# [GIVEN RECORDS]
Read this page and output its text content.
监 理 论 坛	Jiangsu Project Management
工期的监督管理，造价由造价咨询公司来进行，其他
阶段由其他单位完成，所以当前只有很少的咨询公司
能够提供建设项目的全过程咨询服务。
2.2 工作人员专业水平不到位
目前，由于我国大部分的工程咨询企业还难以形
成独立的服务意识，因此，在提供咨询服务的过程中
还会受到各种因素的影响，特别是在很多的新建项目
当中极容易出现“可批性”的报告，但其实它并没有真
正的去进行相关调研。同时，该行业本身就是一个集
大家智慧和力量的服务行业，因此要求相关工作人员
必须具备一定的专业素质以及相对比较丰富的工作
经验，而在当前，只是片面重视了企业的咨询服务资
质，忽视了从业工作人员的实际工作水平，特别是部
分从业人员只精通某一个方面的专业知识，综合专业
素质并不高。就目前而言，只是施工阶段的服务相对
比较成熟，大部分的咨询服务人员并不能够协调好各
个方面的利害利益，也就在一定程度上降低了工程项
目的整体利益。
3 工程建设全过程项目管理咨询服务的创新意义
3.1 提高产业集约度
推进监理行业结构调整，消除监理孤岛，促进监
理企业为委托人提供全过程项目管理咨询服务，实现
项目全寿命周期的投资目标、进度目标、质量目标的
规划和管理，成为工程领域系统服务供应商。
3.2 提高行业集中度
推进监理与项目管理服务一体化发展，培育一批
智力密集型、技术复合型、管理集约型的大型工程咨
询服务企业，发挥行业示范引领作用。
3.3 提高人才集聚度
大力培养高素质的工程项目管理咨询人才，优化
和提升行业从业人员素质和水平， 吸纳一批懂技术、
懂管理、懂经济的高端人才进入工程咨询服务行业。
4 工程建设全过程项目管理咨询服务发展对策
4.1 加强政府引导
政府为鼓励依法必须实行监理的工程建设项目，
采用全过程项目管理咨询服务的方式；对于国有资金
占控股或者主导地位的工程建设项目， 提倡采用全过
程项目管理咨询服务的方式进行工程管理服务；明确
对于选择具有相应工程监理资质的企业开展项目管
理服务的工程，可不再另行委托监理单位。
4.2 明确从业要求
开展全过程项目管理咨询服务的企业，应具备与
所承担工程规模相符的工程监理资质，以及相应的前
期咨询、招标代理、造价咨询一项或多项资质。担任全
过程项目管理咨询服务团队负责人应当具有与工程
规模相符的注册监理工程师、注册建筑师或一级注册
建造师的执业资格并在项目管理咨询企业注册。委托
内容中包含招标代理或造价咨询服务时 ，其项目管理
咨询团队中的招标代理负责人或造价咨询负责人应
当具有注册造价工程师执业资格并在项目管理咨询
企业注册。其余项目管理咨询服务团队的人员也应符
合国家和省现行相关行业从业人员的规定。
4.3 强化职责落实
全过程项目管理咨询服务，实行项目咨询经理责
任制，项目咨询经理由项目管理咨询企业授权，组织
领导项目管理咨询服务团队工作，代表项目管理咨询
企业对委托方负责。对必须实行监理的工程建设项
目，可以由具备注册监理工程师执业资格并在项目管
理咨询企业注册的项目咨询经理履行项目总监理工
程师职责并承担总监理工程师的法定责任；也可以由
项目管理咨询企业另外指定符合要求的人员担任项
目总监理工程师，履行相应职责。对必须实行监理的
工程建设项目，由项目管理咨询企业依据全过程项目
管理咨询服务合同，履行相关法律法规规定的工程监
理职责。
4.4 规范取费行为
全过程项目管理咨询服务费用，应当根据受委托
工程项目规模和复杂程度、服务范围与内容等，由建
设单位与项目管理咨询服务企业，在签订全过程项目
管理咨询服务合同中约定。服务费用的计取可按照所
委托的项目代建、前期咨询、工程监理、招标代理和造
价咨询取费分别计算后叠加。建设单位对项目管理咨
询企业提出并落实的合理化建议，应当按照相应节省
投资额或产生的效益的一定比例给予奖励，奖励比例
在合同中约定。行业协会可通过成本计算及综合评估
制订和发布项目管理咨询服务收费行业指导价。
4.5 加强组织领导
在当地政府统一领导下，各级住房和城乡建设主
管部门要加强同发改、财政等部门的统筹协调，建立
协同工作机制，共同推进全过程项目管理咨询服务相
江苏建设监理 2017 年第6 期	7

# [WHAT TO WORK ON]
Transcribe all the entries, keeping each one exactly as it is.

# [FINISHED TASK]
Read this page and output its text content.
监 理 论 坛	Jiangsu Project Management
工期的监督管理，造价由造价咨询公司来进行，其他
阶段由其他单位完成，所以当前只有很少的咨询公司
能够提供建设项目的全过程咨询服务。
2.2 工作人员专业水平不到位
目前，由于我国大部分的工程咨询企业还难以形
成独立的服务意识，因此，在提供咨询服务的过程中
还会受到各种因素的影响，特别是在很多的新建项目
当中极容易出现“可批性”的报告，但其实它并没有真
正的去进行相关调研。同时，该行业本身就是一个集
大家智慧和力量的服务行业，因此要求相关工作人员
必须具备一定的专业素质以及相对比较丰富的工作
经验，而在当前，只是片面重视了企业的咨询服务资
质，忽视了从业工作人员的实际工作水平，特别是部
分从业人员只精通某一个方面的专业知识，综合专业
素质并不高。就目前而言，只是施工阶段的服务相对
比较成熟，大部分的咨询服务人员并不能够协调好各
个方面的利害利益，也就在一定程度上降低了工程项
目的整体利益。
3 工程建设全过程项目管理咨询服务的创新意义
3.1 提高产业集约度
推进监理行业结构调整，消除监理孤岛，促进监
理企业为委托人提供全过程项目管理咨询服务，实现
项目全寿命周期的投资目标、进度目标、质量目标的
规划和管理，成为工程领域系统服务供应商。
3.2 提高行业集中度
推进监理与项目管理服务一体化发展，培育一批
智力密集型、技术复合型、管理集约型的大型工程咨
询服务企业，发挥行业示范引领作用。
3.3 提高人才集聚度
大力培养高素质的工程项目管理咨询人才，优化
和提升行业从业人员素质和水平， 吸纳一批懂技术、
懂管理、懂经济的高端人才进入工程咨询服务行业。
4 工程建设全过程项目管理咨询服务发展对策
4.1 加强政府引导
政府为鼓励依法必须实行监理的工程建设项目，
采用全过程项目管理咨询服务的方式；对于国有资金
占控股或者主导地位的工程建设项目， 提倡采用全过
程项目管理咨询服务的方式进行工程管理服务；明确
对于选择具有相应工程监理资质的企业开展项目管
理服务的工程，可不再另行委托监理单位。
4.2 明确从业要求
开展全过程项目管理咨询服务的企业，应具备与
所承担工程规模相符的工程监理资质，以及相应的前
期咨询、招标代理、造价咨询一项或多项资质。担任全
过程项目管理咨询服务团队负责人应当具有与工程
规模相符的注册监理工程师、注册建筑师或一级注册
建造师的执业资格并在项目管理咨询企业注册。委托
内容中包含招标代理或造价咨询服务时 ，其项目管理
咨询团队中的招标代理负责人或造价咨询负责人应
当具有注册造价工程师执业资格并在项目管理咨询
企业注册。其余项目管理咨询服务团队的人员也应符
合国家和省现行相关行业从业人员的规定。
4.3 强化职责落实
全过程项目管理咨询服务，实行项目咨询经理责
任制，项目咨询经理由项目管理咨询企业授权，组织
领导项目管理咨询服务团队工作，代表项目管理咨询
企业对委托方负责。对必须实行监理的工程建设项
目，可以由具备注册监理工程师执业资格并在项目管
理咨询企业注册的项目咨询经理履行项目总监理工
程师职责并承担总监理工程师的法定责任；也可以由
项目管理咨询企业另外指定符合要求的人员担任项
目总监理工程师，履行相应职责。对必须实行监理的
工程建设项目，由项目管理咨询企业依据全过程项目
管理咨询服务合同，履行相关法律法规规定的工程监
理职责。
4.4 规范取费行为
全过程项目管理咨询服务费用，应当根据受委托
工程项目规模和复杂程度、服务范围与内容等，由建
设单位与项目管理咨询服务企业，在签订全过程项目
管理咨询服务合同中约定。服务费用的计取可按照所
委托的项目代建、前期咨询、工程监理、招标代理和造
价咨询取费分别计算后叠加。建设单位对项目管理咨
询企业提出并落实的合理化建议，应当按照相应节省
投资额或产生的效益的一定比例给予奖励，奖励比例
在合同中约定。行业协会可通过成本计算及综合评估
制订和发布项目管理咨询服务收费行业指导价。
4.5 加强组织领导
在当地政府统一领导下，各级住房和城乡建设主
管部门要加强同发改、财政等部门的统筹协调，建立
协同工作机制，共同推进全过程项目管理咨询服务相
江苏建设监理 2017 年第6 期	7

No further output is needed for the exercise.